* WHAT YOU ARE ASKED TO DO *
Examine the entries and show every line in which the word "this" is found.

* ROWS *
========================

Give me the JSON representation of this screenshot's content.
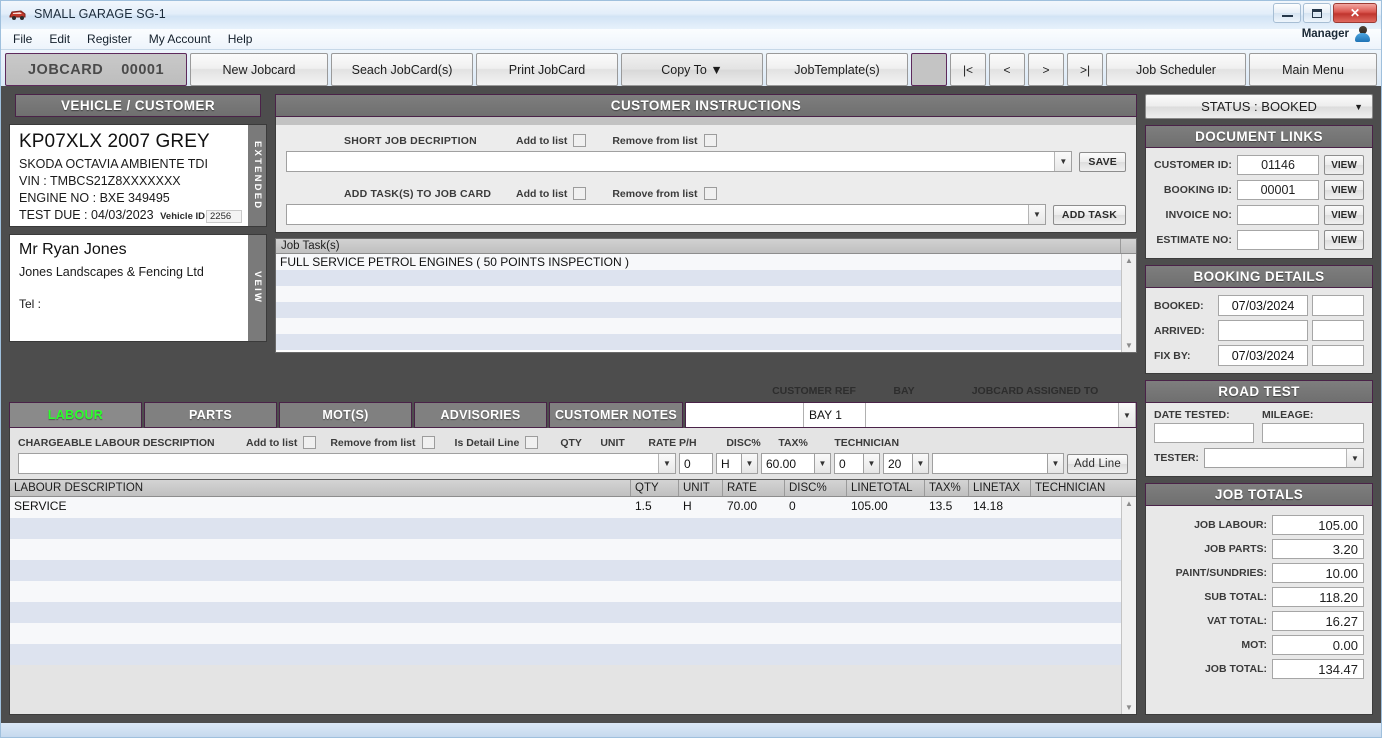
{
  "window": {
    "title": "SMALL GARAGE SG-1",
    "app_icon": "car-icon",
    "minimize": "minimize-icon",
    "maximize": "maximize-icon",
    "close": "✕"
  },
  "menu": {
    "items": [
      "File",
      "Edit",
      "Register",
      "My Account",
      "Help"
    ],
    "user_label": "Manager",
    "user_icon": "user-avatar-icon"
  },
  "toolbar": {
    "jobcard_label": "JOBCARD",
    "jobcard_number": "00001",
    "buttons": [
      "New Jobcard",
      "Seach JobCard(s)",
      "Print JobCard",
      "Copy To ▼",
      "JobTemplate(s)"
    ],
    "nav": [
      "|<",
      "<",
      ">",
      ">|"
    ],
    "right_buttons": [
      "Job Scheduler",
      "Main Menu"
    ]
  },
  "vehicle": {
    "panel_title": "VEHICLE / CUSTOMER",
    "registration": "KP07XLX 2007 GREY",
    "model": "SKODA OCTAVIA AMBIENTE TDI",
    "vin": "VIN : TMBCS21Z8XXXXXXX",
    "engine": "ENGINE NO : BXE 349495",
    "test_due": "TEST DUE : 04/03/2023",
    "vehicle_id_label": "Vehicle ID",
    "vehicle_id_value": "2256",
    "strip_extended": "EXTENDED"
  },
  "customer": {
    "name": "Mr Ryan Jones",
    "company": "Jones Landscapes & Fencing Ltd",
    "tel": "Tel :",
    "strip_view": "VEIW"
  },
  "instructions": {
    "panel_title": "CUSTOMER INSTRUCTIONS",
    "short_job_label": "SHORT JOB DECRIPTION",
    "short_job_value": "",
    "add_task_label": "ADD TASK(S) TO JOB CARD",
    "add_task_value": "",
    "add_to_list": "Add to list",
    "remove_from_list": "Remove from list",
    "save_button": "SAVE",
    "add_task_button": "ADD TASK"
  },
  "tasks": {
    "header": "Job Task(s)",
    "rows": [
      "FULL SERVICE PETROL ENGINES ( 50 POINTS INSPECTION )",
      "",
      "",
      "",
      "",
      ""
    ]
  },
  "tabs": {
    "items": [
      "LABOUR",
      "PARTS",
      "MOT(S)",
      "ADVISORIES",
      "CUSTOMER NOTES"
    ],
    "active": "LABOUR",
    "active_color": "#2bff2b"
  },
  "refs": {
    "customer_ref_label": "CUSTOMER REF",
    "customer_ref_value": "",
    "bay_label": "BAY",
    "bay_value": "BAY 1",
    "assigned_label": "JOBCARD ASSIGNED TO",
    "assigned_value": ""
  },
  "labour_entry": {
    "description_label": "CHARGEABLE LABOUR DESCRIPTION",
    "description_value": "",
    "add_to_list": "Add to list",
    "remove_from_list": "Remove from list",
    "is_detail_line": "Is Detail Line",
    "qty_label": "QTY",
    "qty_value": "0",
    "unit_label": "UNIT",
    "unit_value": "H",
    "rate_label": "RATE P/H",
    "rate_value": "60.00",
    "disc_label": "DISC%",
    "disc_value": "0",
    "tax_label": "TAX%",
    "tax_value": "20",
    "technician_label": "TECHNICIAN",
    "technician_value": "",
    "add_line_button": "Add Line"
  },
  "labour_table": {
    "columns": [
      "LABOUR DESCRIPTION",
      "QTY",
      "UNIT",
      "RATE",
      "DISC%",
      "LINETOTAL",
      "TAX%",
      "LINETAX",
      "TECHNICIAN"
    ],
    "rows": [
      {
        "desc": "SERVICE",
        "qty": "1.5",
        "unit": "H",
        "rate": "70.00",
        "disc": "0",
        "linetotal": "105.00",
        "tax": "13.5",
        "linetax": "14.18",
        "tech": ""
      },
      {
        "desc": "",
        "qty": "",
        "unit": "",
        "rate": "",
        "disc": "",
        "linetotal": "",
        "tax": "",
        "linetax": "",
        "tech": ""
      },
      {
        "desc": "",
        "qty": "",
        "unit": "",
        "rate": "",
        "disc": "",
        "linetotal": "",
        "tax": "",
        "linetax": "",
        "tech": ""
      },
      {
        "desc": "",
        "qty": "",
        "unit": "",
        "rate": "",
        "disc": "",
        "linetotal": "",
        "tax": "",
        "linetax": "",
        "tech": ""
      },
      {
        "desc": "",
        "qty": "",
        "unit": "",
        "rate": "",
        "disc": "",
        "linetotal": "",
        "tax": "",
        "linetax": "",
        "tech": ""
      },
      {
        "desc": "",
        "qty": "",
        "unit": "",
        "rate": "",
        "disc": "",
        "linetotal": "",
        "tax": "",
        "linetax": "",
        "tech": ""
      },
      {
        "desc": "",
        "qty": "",
        "unit": "",
        "rate": "",
        "disc": "",
        "linetotal": "",
        "tax": "",
        "linetax": "",
        "tech": ""
      },
      {
        "desc": "",
        "qty": "",
        "unit": "",
        "rate": "",
        "disc": "",
        "linetotal": "",
        "tax": "",
        "linetax": "",
        "tech": ""
      }
    ]
  },
  "status": {
    "text": "STATUS : BOOKED"
  },
  "document_links": {
    "title": "DOCUMENT LINKS",
    "view_label": "VIEW",
    "rows": [
      {
        "label": "CUSTOMER ID:",
        "value": "01146"
      },
      {
        "label": "BOOKING ID:",
        "value": "00001"
      },
      {
        "label": "INVOICE NO:",
        "value": ""
      },
      {
        "label": "ESTIMATE NO:",
        "value": ""
      }
    ]
  },
  "booking_details": {
    "title": "BOOKING DETAILS",
    "rows": [
      {
        "label": "BOOKED:",
        "value": "07/03/2024",
        "value2": ""
      },
      {
        "label": "ARRIVED:",
        "value": "",
        "value2": ""
      },
      {
        "label": "FIX BY:",
        "value": "07/03/2024",
        "value2": ""
      }
    ]
  },
  "road_test": {
    "title": "ROAD TEST",
    "date_label": "DATE TESTED:",
    "date_value": "",
    "mileage_label": "MILEAGE:",
    "mileage_value": "",
    "tester_label": "TESTER:",
    "tester_value": ""
  },
  "job_totals": {
    "title": "JOB TOTALS",
    "rows": [
      {
        "label": "JOB LABOUR:",
        "value": "105.00"
      },
      {
        "label": "JOB PARTS:",
        "value": "3.20"
      },
      {
        "label": "PAINT/SUNDRIES:",
        "value": "10.00"
      },
      {
        "label": "SUB TOTAL:",
        "value": "118.20"
      },
      {
        "label": "VAT TOTAL:",
        "value": "16.27"
      },
      {
        "label": "MOT:",
        "value": "0.00"
      },
      {
        "label": "JOB TOTAL:",
        "value": "134.47"
      }
    ]
  }
}
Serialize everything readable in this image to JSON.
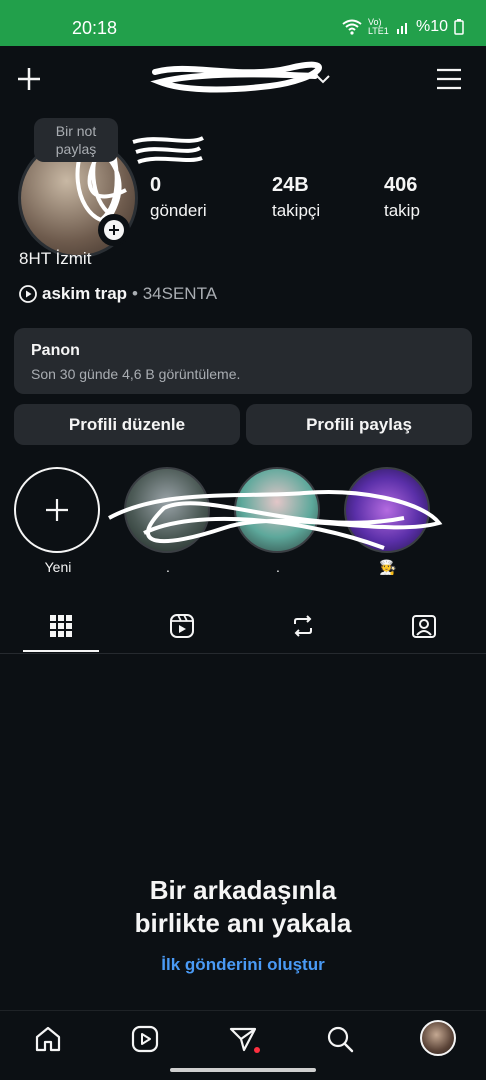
{
  "status_bar": {
    "time": "20:18",
    "network": "Vo) LTE1",
    "battery": "%10"
  },
  "header": {
    "username": ""
  },
  "profile": {
    "tooltip": "Bir not paylaş",
    "display_name": "8HT İzmit",
    "stats": [
      {
        "value": "0",
        "label": "gönderi"
      },
      {
        "value": "24B",
        "label": "takipçi"
      },
      {
        "value": "406",
        "label": "takip"
      }
    ],
    "music": {
      "song": "askim trap",
      "artist": "• 34SENTA"
    }
  },
  "dashboard": {
    "title": "Panon",
    "subtitle": "Son 30 günde 4,6 B görüntüleme."
  },
  "buttons": {
    "edit": "Profili düzenle",
    "share": "Profili paylaş"
  },
  "highlights": [
    {
      "label": "Yeni"
    },
    {
      "label": "."
    },
    {
      "label": "."
    },
    {
      "label": "🧑‍🍳"
    }
  ],
  "tabs": [
    "grid",
    "reels",
    "reposts",
    "tagged"
  ],
  "empty_state": {
    "title_line1": "Bir arkadaşınla",
    "title_line2": "birlikte anı yakala",
    "link": "İlk gönderini oluştur"
  },
  "colors": {
    "background": "#0c1014",
    "status_bar": "#22a04b",
    "card": "#262a2f",
    "link": "#4a9af5"
  }
}
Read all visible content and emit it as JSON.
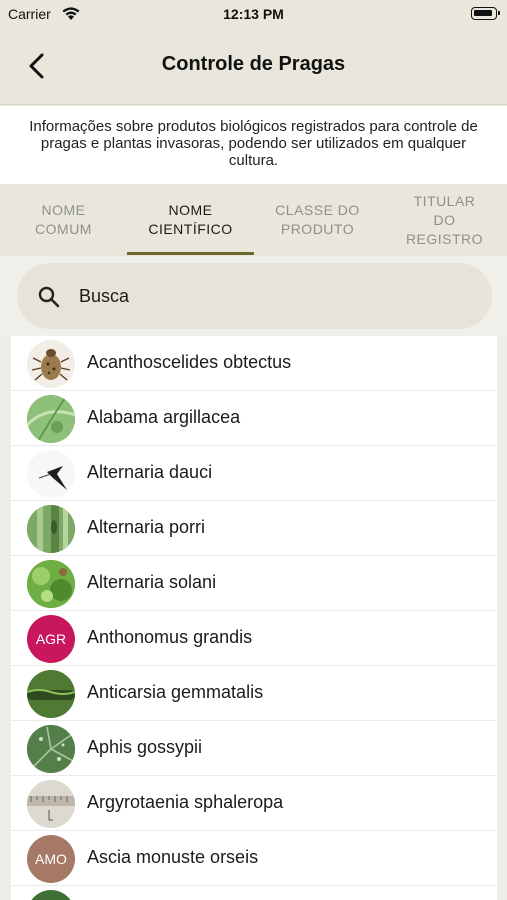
{
  "status": {
    "carrier": "Carrier",
    "time": "12:13 PM"
  },
  "nav": {
    "title": "Controle de Pragas",
    "back_icon": "chevron-left-icon"
  },
  "description": "Informações sobre produtos biológicos registrados para controle de pragas e plantas invasoras, podendo ser utilizados em qualquer cultura.",
  "tabs": [
    {
      "line1": "NOME",
      "line2": "COMUM",
      "line3": ""
    },
    {
      "line1": "NOME",
      "line2": "CIENTÍFICO",
      "line3": ""
    },
    {
      "line1": "CLASSE DO",
      "line2": "PRODUTO",
      "line3": ""
    },
    {
      "line1": "TITULAR",
      "line2": "DO",
      "line3": "REGISTRO"
    }
  ],
  "active_tab": 1,
  "search": {
    "placeholder": "Busca",
    "value": ""
  },
  "items": [
    {
      "label": "Acanthoscelides obtectus",
      "thumb": "photo-beetle",
      "initials": ""
    },
    {
      "label": "Alabama argillacea",
      "thumb": "photo-leaf",
      "initials": ""
    },
    {
      "label": "Alternaria dauci",
      "thumb": "photo-spore",
      "initials": ""
    },
    {
      "label": "Alternaria porri",
      "thumb": "photo-stem",
      "initials": ""
    },
    {
      "label": "Alternaria solani",
      "thumb": "photo-plant",
      "initials": ""
    },
    {
      "label": "Anthonomus grandis",
      "thumb": "initials",
      "initials": "AGR"
    },
    {
      "label": "Anticarsia gemmatalis",
      "thumb": "photo-caterpillar",
      "initials": ""
    },
    {
      "label": "Aphis gossypii",
      "thumb": "photo-aphid-leaf",
      "initials": ""
    },
    {
      "label": "Argyrotaenia sphaleropa",
      "thumb": "photo-ruler",
      "initials": ""
    },
    {
      "label": "Ascia monuste orseis",
      "thumb": "initials",
      "initials": "AMO"
    },
    {
      "label": "",
      "thumb": "photo-partial",
      "initials": ""
    }
  ],
  "colors": {
    "accent": "#6e6a2d",
    "agr_badge": "#c8175d",
    "amo_badge": "#a67866",
    "header_bg": "#e9e7dc"
  }
}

========================

* WRITTEN RESPONSE *
Give me the JSON representation of this screenshot's content.
Serialize everything readable in this image to JSON.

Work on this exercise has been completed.